Diante de tantas questões e responsabilização individual, num tempo histórico onde enfiam o trabalho docente no olho do furacão, sendo cotidianamente execrado por autoridades, por parte da mídia e da opinião pública, em meio aos problemas que se aprofundam, chegamos a questionar nossa função. Afinal, o que é ser professor universitário? O viés ultraliberal tem nos deixado com muita dificuldade de responder essa indagação.
A difícil conjuntura que vivemos faz com que caiamos em diversas armadilhas para lidarmos com os desafios de nossa vida cotidiana. O profundo desrespeito dos governos brasileiros com a categoria docente nos coloca em impasses que acabamos por enfrentar de modos bastante distintos. Diante do descaso há quem busque saídas individuais, alguns clamam resiliência, outros, resignação. Pensando aquilo que nos adoece é preciso suspeitar de que precisamos ir mais além.

■ **TAREFA DO EXERCÍCIO A**
De acordo com o trecho da fonte, que pergunta o viés ultraliberal tem dificultado responder?

Listagens de regiões e rótulos

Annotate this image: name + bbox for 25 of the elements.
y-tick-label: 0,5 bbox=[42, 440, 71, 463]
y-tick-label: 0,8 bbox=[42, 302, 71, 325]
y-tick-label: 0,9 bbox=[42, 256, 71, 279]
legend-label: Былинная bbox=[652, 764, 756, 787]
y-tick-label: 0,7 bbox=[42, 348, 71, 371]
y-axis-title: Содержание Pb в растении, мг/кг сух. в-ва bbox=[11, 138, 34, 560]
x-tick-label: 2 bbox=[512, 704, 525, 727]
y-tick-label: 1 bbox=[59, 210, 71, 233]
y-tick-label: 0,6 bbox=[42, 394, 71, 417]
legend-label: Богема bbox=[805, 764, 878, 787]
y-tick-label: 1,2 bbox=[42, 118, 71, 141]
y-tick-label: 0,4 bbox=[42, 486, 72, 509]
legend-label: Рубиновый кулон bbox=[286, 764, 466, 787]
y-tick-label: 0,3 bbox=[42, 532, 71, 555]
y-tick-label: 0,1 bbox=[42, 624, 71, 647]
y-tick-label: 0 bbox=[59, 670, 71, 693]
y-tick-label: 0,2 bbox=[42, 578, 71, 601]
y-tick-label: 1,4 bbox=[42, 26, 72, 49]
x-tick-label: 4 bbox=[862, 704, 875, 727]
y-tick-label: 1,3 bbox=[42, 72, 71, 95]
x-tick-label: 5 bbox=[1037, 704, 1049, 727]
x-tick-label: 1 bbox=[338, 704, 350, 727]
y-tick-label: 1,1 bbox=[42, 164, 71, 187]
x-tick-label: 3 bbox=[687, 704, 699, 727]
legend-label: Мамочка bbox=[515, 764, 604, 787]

■ **TAREFA DO EXERCÍCIO B**
Por favor, reescreva como lista numerada tudo o que vai do início das linhas acima até a linha que contém "y-tick-label: 0,2 bbox=[42, 578, 71, 601]", incluindo essa linha e sem as linhas em branco.

■ **RESPOSTA ESCRITA A**
A pergunta sobre o que é ser professor universitário.

■ **RESPOSTA ESCRITA B**
1. Annotate this image: name + bbox for 25 of the elements.
2. y-tick-label: 0,5 bbox=[42, 440, 71, 463]
3. y-tick-label: 0,8 bbox=[42, 302, 71, 325]
4. y-tick-label: 0,9 bbox=[42, 256, 71, 279]
5. legend-label: Былинная bbox=[652, 764, 756, 787]
6. y-tick-label: 0,7 bbox=[42, 348, 71, 371]
7. y-axis-title: Содержание Pb в растении, мг/кг сух. в-ва bbox=[11, 138, 34, 560]
8. x-tick-label: 2 bbox=[512, 704, 525, 727]
9. y-tick-label: 1 bbox=[59, 210, 71, 233]
10. y-tick-label: 0,6 bbox=[42, 394, 71, 417]
11. legend-label: Богема bbox=[805, 764, 878, 787]
12. y-tick-label: 1,2 bbox=[42, 118, 71, 141]
13. y-tick-label: 0,4 bbox=[42, 486, 72, 509]
14. legend-label: Рубиновый кулон bbox=[286, 764, 466, 787]
15. y-tick-label: 0,3 bbox=[42, 532, 71, 555]
16. y-tick-label: 0,1 bbox=[42, 624, 71, 647]
17. y-tick-label: 0 bbox=[59, 670, 71, 693]
18. y-tick-label: 0,2 bbox=[42, 578, 71, 601]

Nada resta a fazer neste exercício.